◆ Task requirements ◆
What follows are records. Restate all of them word for word.

◆ Material for this task ◆
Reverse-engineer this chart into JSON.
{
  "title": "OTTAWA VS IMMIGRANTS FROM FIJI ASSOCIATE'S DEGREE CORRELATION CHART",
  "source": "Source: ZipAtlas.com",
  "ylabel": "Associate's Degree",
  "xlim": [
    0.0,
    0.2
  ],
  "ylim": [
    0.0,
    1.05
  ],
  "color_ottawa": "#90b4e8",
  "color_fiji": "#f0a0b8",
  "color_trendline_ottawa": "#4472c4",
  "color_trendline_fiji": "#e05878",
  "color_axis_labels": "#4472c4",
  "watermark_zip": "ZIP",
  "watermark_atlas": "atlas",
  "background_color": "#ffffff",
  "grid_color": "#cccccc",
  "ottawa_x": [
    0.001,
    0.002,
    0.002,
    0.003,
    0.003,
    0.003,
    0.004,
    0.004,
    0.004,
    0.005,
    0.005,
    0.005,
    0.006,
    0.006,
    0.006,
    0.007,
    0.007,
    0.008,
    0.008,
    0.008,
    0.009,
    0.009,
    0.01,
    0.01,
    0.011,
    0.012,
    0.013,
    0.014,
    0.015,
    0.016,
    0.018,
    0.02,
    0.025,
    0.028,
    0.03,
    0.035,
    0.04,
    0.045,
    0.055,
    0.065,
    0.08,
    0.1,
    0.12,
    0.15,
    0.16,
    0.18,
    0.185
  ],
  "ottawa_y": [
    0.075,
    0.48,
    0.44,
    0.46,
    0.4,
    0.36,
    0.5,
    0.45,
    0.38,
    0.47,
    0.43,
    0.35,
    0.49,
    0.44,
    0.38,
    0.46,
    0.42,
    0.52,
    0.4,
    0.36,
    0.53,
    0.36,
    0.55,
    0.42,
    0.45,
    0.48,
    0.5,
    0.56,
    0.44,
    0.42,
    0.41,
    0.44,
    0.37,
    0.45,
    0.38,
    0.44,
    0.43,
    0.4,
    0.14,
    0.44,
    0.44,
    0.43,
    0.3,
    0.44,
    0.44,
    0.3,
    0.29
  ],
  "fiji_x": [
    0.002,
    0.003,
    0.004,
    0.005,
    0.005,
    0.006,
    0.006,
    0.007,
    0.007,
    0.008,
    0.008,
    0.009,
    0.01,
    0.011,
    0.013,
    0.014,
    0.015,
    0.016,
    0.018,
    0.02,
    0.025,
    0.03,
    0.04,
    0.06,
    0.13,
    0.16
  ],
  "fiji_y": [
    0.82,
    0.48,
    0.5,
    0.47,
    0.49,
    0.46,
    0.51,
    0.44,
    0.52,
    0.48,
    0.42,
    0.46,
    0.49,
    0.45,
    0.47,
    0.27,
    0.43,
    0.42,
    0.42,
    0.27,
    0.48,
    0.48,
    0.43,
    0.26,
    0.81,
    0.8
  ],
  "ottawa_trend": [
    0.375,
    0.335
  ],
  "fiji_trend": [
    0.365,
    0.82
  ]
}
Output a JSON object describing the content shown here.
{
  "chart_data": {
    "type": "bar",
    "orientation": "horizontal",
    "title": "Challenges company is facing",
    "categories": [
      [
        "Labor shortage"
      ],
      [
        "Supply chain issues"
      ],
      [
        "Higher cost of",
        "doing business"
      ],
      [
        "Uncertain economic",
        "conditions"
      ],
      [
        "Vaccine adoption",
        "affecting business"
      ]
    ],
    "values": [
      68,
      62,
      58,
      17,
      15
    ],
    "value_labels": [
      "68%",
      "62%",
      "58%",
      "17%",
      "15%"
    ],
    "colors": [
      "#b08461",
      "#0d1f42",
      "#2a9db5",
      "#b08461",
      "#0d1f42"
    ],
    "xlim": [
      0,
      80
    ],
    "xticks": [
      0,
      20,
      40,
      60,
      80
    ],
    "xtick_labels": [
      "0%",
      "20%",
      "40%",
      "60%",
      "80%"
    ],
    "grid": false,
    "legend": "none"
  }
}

◆ Full response ◆
Reverse-engineer this chart into JSON.
{
  "title": "OTTAWA VS IMMIGRANTS FROM FIJI ASSOCIATE'S DEGREE CORRELATION CHART",
  "source": "Source: ZipAtlas.com",
  "ylabel": "Associate's Degree",
  "xlim": [
    0.0,
    0.2
  ],
  "ylim": [
    0.0,
    1.05
  ],
  "color_ottawa": "#90b4e8",
  "color_fiji": "#f0a0b8",
  "color_trendline_ottawa": "#4472c4",
  "color_trendline_fiji": "#e05878",
  "color_axis_labels": "#4472c4",
  "watermark_zip": "ZIP",
  "watermark_atlas": "atlas",
  "background_color": "#ffffff",
  "grid_color": "#cccccc",
  "ottawa_x": [
    0.001,
    0.002,
    0.002,
    0.003,
    0.003,
    0.003,
    0.004,
    0.004,
    0.004,
    0.005,
    0.005,
    0.005,
    0.006,
    0.006,
    0.006,
    0.007,
    0.007,
    0.008,
    0.008,
    0.008,
    0.009,
    0.009,
    0.01,
    0.01,
    0.011,
    0.012,
    0.013,
    0.014,
    0.015,
    0.016,
    0.018,
    0.02,
    0.025,
    0.028,
    0.03,
    0.035,
    0.04,
    0.045,
    0.055,
    0.065,
    0.08,
    0.1,
    0.12,
    0.15,
    0.16,
    0.18,
    0.185
  ],
  "ottawa_y": [
    0.075,
    0.48,
    0.44,
    0.46,
    0.4,
    0.36,
    0.5,
    0.45,
    0.38,
    0.47,
    0.43,
    0.35,
    0.49,
    0.44,
    0.38,
    0.46,
    0.42,
    0.52,
    0.4,
    0.36,
    0.53,
    0.36,
    0.55,
    0.42,
    0.45,
    0.48,
    0.5,
    0.56,
    0.44,
    0.42,
    0.41,
    0.44,
    0.37,
    0.45,
    0.38,
    0.44,
    0.43,
    0.4,
    0.14,
    0.44,
    0.44,
    0.43,
    0.3,
    0.44,
    0.44,
    0.3,
    0.29
  ],
  "fiji_x": [
    0.002,
    0.003,
    0.004,
    0.005,
    0.005,
    0.006,
    0.006,
    0.007,
    0.007,
    0.008,
    0.008,
    0.009,
    0.01,
    0.011,
    0.013,
    0.014,
    0.015,
    0.016,
    0.018,
    0.02,
    0.025,
    0.03,
    0.04,
    0.06,
    0.13,
    0.16
  ],
  "fiji_y": [
    0.82,
    0.48,
    0.5,
    0.47,
    0.49,
    0.46,
    0.51,
    0.44,
    0.52,
    0.48,
    0.42,
    0.46,
    0.49,
    0.45,
    0.47,
    0.27,
    0.43,
    0.42,
    0.42,
    0.27,
    0.48,
    0.48,
    0.43,
    0.26,
    0.81,
    0.8
  ],
  "ottawa_trend": [
    0.375,
    0.335
  ],
  "fiji_trend": [
    0.365,
    0.82
  ]
}
Output a JSON object describing the content shown here.
{
  "chart_data": {
    "type": "bar",
    "orientation": "horizontal",
    "title": "Challenges company is facing",
    "categories": [
      [
        "Labor shortage"
      ],
      [
        "Supply chain issues"
      ],
      [
        "Higher cost of",
        "doing business"
      ],
      [
        "Uncertain economic",
        "conditions"
      ],
      [
        "Vaccine adoption",
        "affecting business"
      ]
    ],
    "values": [
      68,
      62,
      58,
      17,
      15
    ],
    "value_labels": [
      "68%",
      "62%",
      "58%",
      "17%",
      "15%"
    ],
    "colors": [
      "#b08461",
      "#0d1f42",
      "#2a9db5",
      "#b08461",
      "#0d1f42"
    ],
    "xlim": [
      0,
      80
    ],
    "xticks": [
      0,
      20,
      40,
      60,
      80
    ],
    "xtick_labels": [
      "0%",
      "20%",
      "40%",
      "60%",
      "80%"
    ],
    "grid": false,
    "legend": "none"
  }
}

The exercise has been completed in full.